===== STORED RECORDS =====

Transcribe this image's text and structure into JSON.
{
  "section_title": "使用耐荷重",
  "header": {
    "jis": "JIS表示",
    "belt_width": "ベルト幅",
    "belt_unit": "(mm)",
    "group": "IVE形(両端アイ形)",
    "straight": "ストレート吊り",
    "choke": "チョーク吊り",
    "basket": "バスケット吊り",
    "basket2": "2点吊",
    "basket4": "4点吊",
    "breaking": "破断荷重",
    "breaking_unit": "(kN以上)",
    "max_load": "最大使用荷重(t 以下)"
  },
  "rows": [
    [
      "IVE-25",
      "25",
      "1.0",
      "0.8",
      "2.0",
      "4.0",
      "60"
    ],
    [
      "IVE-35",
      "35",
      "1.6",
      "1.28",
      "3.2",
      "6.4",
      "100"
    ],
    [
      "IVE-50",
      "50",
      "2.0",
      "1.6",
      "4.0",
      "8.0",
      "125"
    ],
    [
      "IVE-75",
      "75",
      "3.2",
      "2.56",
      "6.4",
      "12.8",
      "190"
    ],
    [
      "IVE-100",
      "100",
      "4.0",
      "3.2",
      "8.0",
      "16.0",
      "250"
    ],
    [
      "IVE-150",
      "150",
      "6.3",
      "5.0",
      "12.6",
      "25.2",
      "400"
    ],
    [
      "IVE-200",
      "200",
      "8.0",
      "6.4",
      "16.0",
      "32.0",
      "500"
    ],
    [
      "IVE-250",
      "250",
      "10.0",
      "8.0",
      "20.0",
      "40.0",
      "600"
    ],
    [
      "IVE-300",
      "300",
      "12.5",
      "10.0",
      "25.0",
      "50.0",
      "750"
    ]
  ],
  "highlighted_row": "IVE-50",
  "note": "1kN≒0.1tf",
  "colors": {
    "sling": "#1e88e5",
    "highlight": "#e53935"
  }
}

=====

Above are some records; repeat all of them exactly.

Transcribe this image's text and structure into JSON.
{
  "section_title": "使用耐荷重",
  "header": {
    "jis": "JIS表示",
    "belt_width": "ベルト幅",
    "belt_unit": "(mm)",
    "group": "IVE形(両端アイ形)",
    "straight": "ストレート吊り",
    "choke": "チョーク吊り",
    "basket": "バスケット吊り",
    "basket2": "2点吊",
    "basket4": "4点吊",
    "breaking": "破断荷重",
    "breaking_unit": "(kN以上)",
    "max_load": "最大使用荷重(t 以下)"
  },
  "rows": [
    [
      "IVE-25",
      "25",
      "1.0",
      "0.8",
      "2.0",
      "4.0",
      "60"
    ],
    [
      "IVE-35",
      "35",
      "1.6",
      "1.28",
      "3.2",
      "6.4",
      "100"
    ],
    [
      "IVE-50",
      "50",
      "2.0",
      "1.6",
      "4.0",
      "8.0",
      "125"
    ],
    [
      "IVE-75",
      "75",
      "3.2",
      "2.56",
      "6.4",
      "12.8",
      "190"
    ],
    [
      "IVE-100",
      "100",
      "4.0",
      "3.2",
      "8.0",
      "16.0",
      "250"
    ],
    [
      "IVE-150",
      "150",
      "6.3",
      "5.0",
      "12.6",
      "25.2",
      "400"
    ],
    [
      "IVE-200",
      "200",
      "8.0",
      "6.4",
      "16.0",
      "32.0",
      "500"
    ],
    [
      "IVE-250",
      "250",
      "10.0",
      "8.0",
      "20.0",
      "40.0",
      "600"
    ],
    [
      "IVE-300",
      "300",
      "12.5",
      "10.0",
      "25.0",
      "50.0",
      "750"
    ]
  ],
  "highlighted_row": "IVE-50",
  "note": "1kN≒0.1tf",
  "colors": {
    "sling": "#1e88e5",
    "highlight": "#e53935"
  }
}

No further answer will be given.